The request ->
Find every line below that contains the word "World" and copy it out.

#### Records shown

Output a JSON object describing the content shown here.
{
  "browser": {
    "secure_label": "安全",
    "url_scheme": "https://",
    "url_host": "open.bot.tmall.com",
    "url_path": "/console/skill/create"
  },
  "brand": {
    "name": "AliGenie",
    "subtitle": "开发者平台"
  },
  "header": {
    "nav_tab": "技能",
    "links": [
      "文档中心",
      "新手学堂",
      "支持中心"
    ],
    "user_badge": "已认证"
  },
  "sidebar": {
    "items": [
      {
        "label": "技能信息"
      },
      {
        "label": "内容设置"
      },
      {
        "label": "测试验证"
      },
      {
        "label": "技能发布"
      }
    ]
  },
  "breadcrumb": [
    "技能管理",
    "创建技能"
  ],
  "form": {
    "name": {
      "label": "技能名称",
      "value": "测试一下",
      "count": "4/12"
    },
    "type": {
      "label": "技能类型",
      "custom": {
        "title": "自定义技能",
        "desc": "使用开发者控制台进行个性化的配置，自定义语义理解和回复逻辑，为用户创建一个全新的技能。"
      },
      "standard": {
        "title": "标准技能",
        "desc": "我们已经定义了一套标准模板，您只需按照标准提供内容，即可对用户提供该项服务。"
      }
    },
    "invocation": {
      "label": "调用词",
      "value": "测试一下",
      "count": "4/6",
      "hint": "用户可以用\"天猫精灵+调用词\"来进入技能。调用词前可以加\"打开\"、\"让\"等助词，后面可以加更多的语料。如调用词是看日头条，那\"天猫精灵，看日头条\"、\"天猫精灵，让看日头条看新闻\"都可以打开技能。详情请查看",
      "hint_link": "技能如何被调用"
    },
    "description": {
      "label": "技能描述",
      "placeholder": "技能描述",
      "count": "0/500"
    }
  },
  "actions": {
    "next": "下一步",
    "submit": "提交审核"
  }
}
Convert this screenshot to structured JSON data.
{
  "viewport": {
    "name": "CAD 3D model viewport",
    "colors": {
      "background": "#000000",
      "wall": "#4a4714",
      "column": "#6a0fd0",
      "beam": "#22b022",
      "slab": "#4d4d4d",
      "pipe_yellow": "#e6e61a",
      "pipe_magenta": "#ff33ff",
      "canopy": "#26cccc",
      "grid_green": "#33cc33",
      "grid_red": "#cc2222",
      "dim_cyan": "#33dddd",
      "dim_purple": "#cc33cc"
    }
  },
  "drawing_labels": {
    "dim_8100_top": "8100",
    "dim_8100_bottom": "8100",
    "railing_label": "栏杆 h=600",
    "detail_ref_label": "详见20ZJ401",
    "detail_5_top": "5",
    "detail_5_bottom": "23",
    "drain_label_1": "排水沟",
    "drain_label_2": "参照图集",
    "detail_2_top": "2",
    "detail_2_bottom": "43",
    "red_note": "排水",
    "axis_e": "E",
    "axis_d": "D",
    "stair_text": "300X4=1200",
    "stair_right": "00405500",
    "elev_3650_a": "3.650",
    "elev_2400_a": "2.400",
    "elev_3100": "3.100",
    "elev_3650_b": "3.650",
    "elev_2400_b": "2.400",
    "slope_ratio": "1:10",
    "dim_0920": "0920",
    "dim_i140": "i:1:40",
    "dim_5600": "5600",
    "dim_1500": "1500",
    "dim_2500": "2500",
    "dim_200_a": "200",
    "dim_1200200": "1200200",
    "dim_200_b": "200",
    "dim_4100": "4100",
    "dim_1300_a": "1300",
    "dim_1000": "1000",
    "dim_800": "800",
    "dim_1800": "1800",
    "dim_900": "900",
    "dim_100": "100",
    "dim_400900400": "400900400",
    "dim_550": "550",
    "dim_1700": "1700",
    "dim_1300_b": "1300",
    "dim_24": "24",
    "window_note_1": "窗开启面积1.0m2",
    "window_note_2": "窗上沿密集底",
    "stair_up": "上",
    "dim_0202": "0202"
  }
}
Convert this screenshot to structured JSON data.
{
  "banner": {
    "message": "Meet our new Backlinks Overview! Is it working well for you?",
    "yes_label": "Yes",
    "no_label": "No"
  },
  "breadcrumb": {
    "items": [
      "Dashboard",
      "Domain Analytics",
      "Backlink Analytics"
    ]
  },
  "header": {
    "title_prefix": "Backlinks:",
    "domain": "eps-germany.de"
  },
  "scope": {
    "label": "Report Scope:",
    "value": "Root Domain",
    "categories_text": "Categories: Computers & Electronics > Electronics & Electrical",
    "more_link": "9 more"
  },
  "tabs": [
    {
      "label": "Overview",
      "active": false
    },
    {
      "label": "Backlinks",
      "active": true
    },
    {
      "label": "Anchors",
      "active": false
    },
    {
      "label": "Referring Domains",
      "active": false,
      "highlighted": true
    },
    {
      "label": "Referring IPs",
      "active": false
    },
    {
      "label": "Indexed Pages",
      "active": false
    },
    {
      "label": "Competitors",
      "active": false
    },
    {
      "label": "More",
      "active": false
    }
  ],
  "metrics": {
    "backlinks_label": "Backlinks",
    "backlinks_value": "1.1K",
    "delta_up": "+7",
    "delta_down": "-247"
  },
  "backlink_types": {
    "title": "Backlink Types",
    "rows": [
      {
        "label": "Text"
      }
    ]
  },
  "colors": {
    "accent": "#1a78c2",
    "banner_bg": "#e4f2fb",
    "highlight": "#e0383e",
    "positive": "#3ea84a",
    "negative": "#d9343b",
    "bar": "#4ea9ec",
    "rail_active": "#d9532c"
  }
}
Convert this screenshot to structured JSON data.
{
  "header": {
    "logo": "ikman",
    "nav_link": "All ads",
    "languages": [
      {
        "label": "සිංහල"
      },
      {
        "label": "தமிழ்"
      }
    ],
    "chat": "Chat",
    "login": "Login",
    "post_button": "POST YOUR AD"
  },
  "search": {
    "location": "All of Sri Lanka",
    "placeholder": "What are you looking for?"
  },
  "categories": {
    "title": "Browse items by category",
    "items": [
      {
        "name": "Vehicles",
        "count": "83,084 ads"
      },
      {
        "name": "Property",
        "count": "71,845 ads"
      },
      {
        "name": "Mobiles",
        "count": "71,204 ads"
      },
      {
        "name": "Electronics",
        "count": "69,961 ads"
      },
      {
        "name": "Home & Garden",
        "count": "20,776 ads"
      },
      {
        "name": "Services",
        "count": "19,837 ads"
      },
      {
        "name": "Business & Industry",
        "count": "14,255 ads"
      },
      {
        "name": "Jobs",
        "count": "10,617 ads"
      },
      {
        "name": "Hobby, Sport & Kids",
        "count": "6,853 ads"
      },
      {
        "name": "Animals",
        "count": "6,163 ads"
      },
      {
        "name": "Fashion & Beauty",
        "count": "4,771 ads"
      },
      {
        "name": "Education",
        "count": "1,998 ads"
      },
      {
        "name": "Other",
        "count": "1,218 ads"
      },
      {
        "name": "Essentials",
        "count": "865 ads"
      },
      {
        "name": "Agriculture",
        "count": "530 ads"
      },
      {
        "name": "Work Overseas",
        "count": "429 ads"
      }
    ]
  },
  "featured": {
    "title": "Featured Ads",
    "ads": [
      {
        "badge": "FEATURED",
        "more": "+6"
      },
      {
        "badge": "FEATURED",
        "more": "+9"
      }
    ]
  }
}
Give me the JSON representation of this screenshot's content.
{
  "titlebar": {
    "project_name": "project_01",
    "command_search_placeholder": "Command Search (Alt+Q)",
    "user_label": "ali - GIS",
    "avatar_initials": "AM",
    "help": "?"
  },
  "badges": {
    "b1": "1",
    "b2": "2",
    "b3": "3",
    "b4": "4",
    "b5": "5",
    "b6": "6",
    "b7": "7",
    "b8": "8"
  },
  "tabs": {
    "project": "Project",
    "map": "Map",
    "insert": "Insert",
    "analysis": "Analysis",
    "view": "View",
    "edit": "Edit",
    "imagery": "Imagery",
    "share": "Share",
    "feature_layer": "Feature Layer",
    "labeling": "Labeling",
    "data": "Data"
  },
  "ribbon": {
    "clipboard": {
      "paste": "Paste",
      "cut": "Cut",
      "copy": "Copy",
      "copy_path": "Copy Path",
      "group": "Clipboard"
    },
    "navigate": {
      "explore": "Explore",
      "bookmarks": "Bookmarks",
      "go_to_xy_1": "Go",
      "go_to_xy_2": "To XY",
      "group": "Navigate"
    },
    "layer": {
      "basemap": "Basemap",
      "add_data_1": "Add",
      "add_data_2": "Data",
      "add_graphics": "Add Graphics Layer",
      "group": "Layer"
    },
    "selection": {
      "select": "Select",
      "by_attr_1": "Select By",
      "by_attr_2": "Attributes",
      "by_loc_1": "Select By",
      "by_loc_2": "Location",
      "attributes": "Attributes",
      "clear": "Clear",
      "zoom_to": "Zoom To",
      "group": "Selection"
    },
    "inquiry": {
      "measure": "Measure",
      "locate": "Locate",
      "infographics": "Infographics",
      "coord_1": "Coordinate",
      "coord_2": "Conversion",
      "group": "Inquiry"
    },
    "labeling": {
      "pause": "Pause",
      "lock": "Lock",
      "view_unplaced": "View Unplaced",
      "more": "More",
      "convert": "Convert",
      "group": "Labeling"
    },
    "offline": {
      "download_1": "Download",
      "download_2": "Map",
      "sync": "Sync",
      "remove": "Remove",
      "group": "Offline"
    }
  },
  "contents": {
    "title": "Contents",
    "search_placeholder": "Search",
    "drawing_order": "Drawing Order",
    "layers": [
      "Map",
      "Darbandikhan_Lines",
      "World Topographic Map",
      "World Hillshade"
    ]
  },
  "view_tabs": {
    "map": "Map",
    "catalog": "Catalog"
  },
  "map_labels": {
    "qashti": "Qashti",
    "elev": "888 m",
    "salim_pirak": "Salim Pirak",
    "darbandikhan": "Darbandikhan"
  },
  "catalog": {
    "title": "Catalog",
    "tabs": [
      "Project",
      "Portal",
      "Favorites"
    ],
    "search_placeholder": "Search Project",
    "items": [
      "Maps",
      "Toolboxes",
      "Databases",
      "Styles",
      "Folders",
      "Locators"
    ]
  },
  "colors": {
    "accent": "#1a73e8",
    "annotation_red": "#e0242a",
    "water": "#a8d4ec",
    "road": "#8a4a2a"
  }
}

########

Solution ->
      "World Topographic Map",
      "World Hillshade"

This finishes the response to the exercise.